═════ STORED RECORDS

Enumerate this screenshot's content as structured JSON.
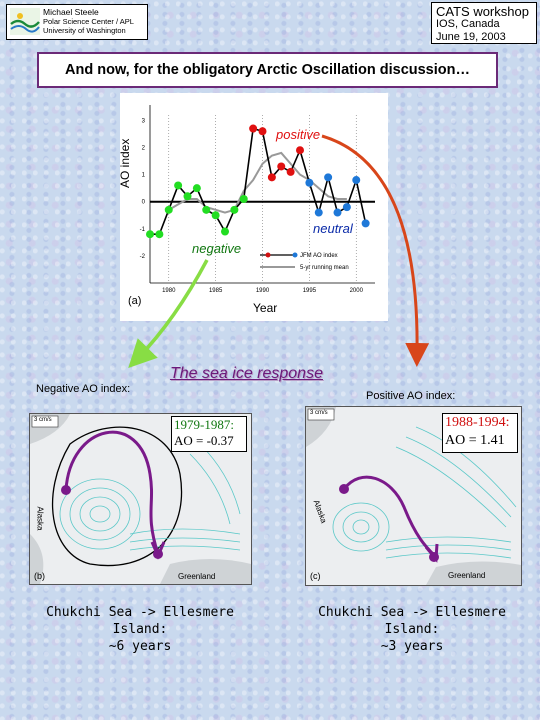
{
  "header_left": {
    "line1": "Michael Steele",
    "line2": "Polar Science Center / APL",
    "line3": "University of Washington"
  },
  "header_right": {
    "line1": "CATS workshop",
    "line2": "IOS, Canada",
    "line3": "June 19, 2003"
  },
  "title": "And now, for the obligatory Arctic Oscillation discussion…",
  "annotations": {
    "positive": "positive",
    "neutral": "neutral",
    "negative": "negative",
    "sea_ice_response": "The sea ice response"
  },
  "chart_data": {
    "type": "line",
    "panel_label": "(a)",
    "xlabel": "Year",
    "ylabel": "AO index",
    "xlim": [
      1978,
      2002
    ],
    "ylim": [
      -3,
      3.2
    ],
    "x_ticks": [
      1980,
      1985,
      1990,
      1995,
      2000
    ],
    "y_ticks": [
      -2,
      -1,
      0,
      1,
      2,
      3
    ],
    "legend": [
      "JFM AO index",
      "5-yr running mean"
    ],
    "series": [
      {
        "name": "JFM AO index",
        "x": [
          1978,
          1979,
          1980,
          1981,
          1982,
          1983,
          1984,
          1985,
          1986,
          1987,
          1988,
          1989,
          1990,
          1991,
          1992,
          1993,
          1994,
          1995,
          1996,
          1997,
          1998,
          1999,
          2000,
          2001
        ],
        "y": [
          -1.2,
          -1.2,
          -0.3,
          0.6,
          0.2,
          0.5,
          -0.3,
          -0.5,
          -1.1,
          -0.3,
          0.1,
          2.7,
          2.6,
          0.9,
          1.3,
          1.1,
          1.9,
          0.7,
          -0.4,
          0.9,
          -0.4,
          -0.2,
          0.8,
          -0.8
        ],
        "colors": [
          "green",
          "green",
          "green",
          "green",
          "green",
          "green",
          "green",
          "green",
          "green",
          "green",
          "green",
          "red",
          "red",
          "red",
          "red",
          "red",
          "red",
          "blue",
          "blue",
          "blue",
          "blue",
          "blue",
          "blue",
          "blue"
        ]
      },
      {
        "name": "5-yr running mean",
        "x": [
          1980,
          1981,
          1982,
          1983,
          1984,
          1985,
          1986,
          1987,
          1988,
          1989,
          1990,
          1991,
          1992,
          1993,
          1994,
          1995,
          1996,
          1997,
          1998,
          1999
        ],
        "y": [
          -0.3,
          -0.1,
          0.1,
          0.1,
          -0.2,
          -0.3,
          -0.4,
          -0.3,
          0.4,
          0.8,
          1.4,
          1.7,
          1.8,
          1.4,
          1.0,
          0.8,
          0.5,
          0.2,
          0.1,
          0.1
        ]
      }
    ]
  },
  "left_panel": {
    "heading": "Negative AO index:",
    "box_years": "1979-1987:",
    "box_ao": "AO = -0.37",
    "scale": "3 cm/s",
    "panel_label": "(b)",
    "place_alaska": "Alaska",
    "place_greenland": "Greenland",
    "caption_line1": "Chukchi Sea -> Ellesmere Island:",
    "caption_line2": "~6 years"
  },
  "right_panel": {
    "heading": "Positive AO index:",
    "box_years": "1988-1994:",
    "box_ao": "AO = 1.41",
    "scale": "3 cm/s",
    "panel_label": "(c)",
    "place_alaska": "Alaska",
    "place_greenland": "Greenland",
    "caption_line1": "Chukchi Sea -> Ellesmere Island:",
    "caption_line2": "~3 years"
  },
  "colors": {
    "title_border": "#6b2a78",
    "arrow_red": "#d8461a",
    "arrow_green": "#88dd44",
    "drift_path": "#7a1a8a",
    "point_red": "#e01010",
    "point_green": "#22dd22",
    "point_blue": "#1e78d8",
    "sea_ice_text": "#6b1a7a"
  }
}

══════════

- **WHAT IS NEEDED**:
Without including the pictures, return each record above exactly as it stands.

- **RESPONSE TO THIS EXERCISE**:
Enumerate this screenshot's content as structured JSON.
{
  "header_left": {
    "line1": "Michael Steele",
    "line2": "Polar Science Center / APL",
    "line3": "University of Washington"
  },
  "header_right": {
    "line1": "CATS workshop",
    "line2": "IOS, Canada",
    "line3": "June 19, 2003"
  },
  "title": "And now, for the obligatory Arctic Oscillation discussion…",
  "annotations": {
    "positive": "positive",
    "neutral": "neutral",
    "negative": "negative",
    "sea_ice_response": "The sea ice response"
  },
  "chart_data": {
    "type": "line",
    "panel_label": "(a)",
    "xlabel": "Year",
    "ylabel": "AO index",
    "xlim": [
      1978,
      2002
    ],
    "ylim": [
      -3,
      3.2
    ],
    "x_ticks": [
      1980,
      1985,
      1990,
      1995,
      2000
    ],
    "y_ticks": [
      -2,
      -1,
      0,
      1,
      2,
      3
    ],
    "legend": [
      "JFM AO index",
      "5-yr running mean"
    ],
    "series": [
      {
        "name": "JFM AO index",
        "x": [
          1978,
          1979,
          1980,
          1981,
          1982,
          1983,
          1984,
          1985,
          1986,
          1987,
          1988,
          1989,
          1990,
          1991,
          1992,
          1993,
          1994,
          1995,
          1996,
          1997,
          1998,
          1999,
          2000,
          2001
        ],
        "y": [
          -1.2,
          -1.2,
          -0.3,
          0.6,
          0.2,
          0.5,
          -0.3,
          -0.5,
          -1.1,
          -0.3,
          0.1,
          2.7,
          2.6,
          0.9,
          1.3,
          1.1,
          1.9,
          0.7,
          -0.4,
          0.9,
          -0.4,
          -0.2,
          0.8,
          -0.8
        ],
        "colors": [
          "green",
          "green",
          "green",
          "green",
          "green",
          "green",
          "green",
          "green",
          "green",
          "green",
          "green",
          "red",
          "red",
          "red",
          "red",
          "red",
          "red",
          "blue",
          "blue",
          "blue",
          "blue",
          "blue",
          "blue",
          "blue"
        ]
      },
      {
        "name": "5-yr running mean",
        "x": [
          1980,
          1981,
          1982,
          1983,
          1984,
          1985,
          1986,
          1987,
          1988,
          1989,
          1990,
          1991,
          1992,
          1993,
          1994,
          1995,
          1996,
          1997,
          1998,
          1999
        ],
        "y": [
          -0.3,
          -0.1,
          0.1,
          0.1,
          -0.2,
          -0.3,
          -0.4,
          -0.3,
          0.4,
          0.8,
          1.4,
          1.7,
          1.8,
          1.4,
          1.0,
          0.8,
          0.5,
          0.2,
          0.1,
          0.1
        ]
      }
    ]
  },
  "left_panel": {
    "heading": "Negative AO index:",
    "box_years": "1979-1987:",
    "box_ao": "AO = -0.37",
    "scale": "3 cm/s",
    "panel_label": "(b)",
    "place_alaska": "Alaska",
    "place_greenland": "Greenland",
    "caption_line1": "Chukchi Sea -> Ellesmere Island:",
    "caption_line2": "~6 years"
  },
  "right_panel": {
    "heading": "Positive AO index:",
    "box_years": "1988-1994:",
    "box_ao": "AO = 1.41",
    "scale": "3 cm/s",
    "panel_label": "(c)",
    "place_alaska": "Alaska",
    "place_greenland": "Greenland",
    "caption_line1": "Chukchi Sea -> Ellesmere Island:",
    "caption_line2": "~3 years"
  },
  "colors": {
    "title_border": "#6b2a78",
    "arrow_red": "#d8461a",
    "arrow_green": "#88dd44",
    "drift_path": "#7a1a8a",
    "point_red": "#e01010",
    "point_green": "#22dd22",
    "point_blue": "#1e78d8",
    "sea_ice_text": "#6b1a7a"
  }
}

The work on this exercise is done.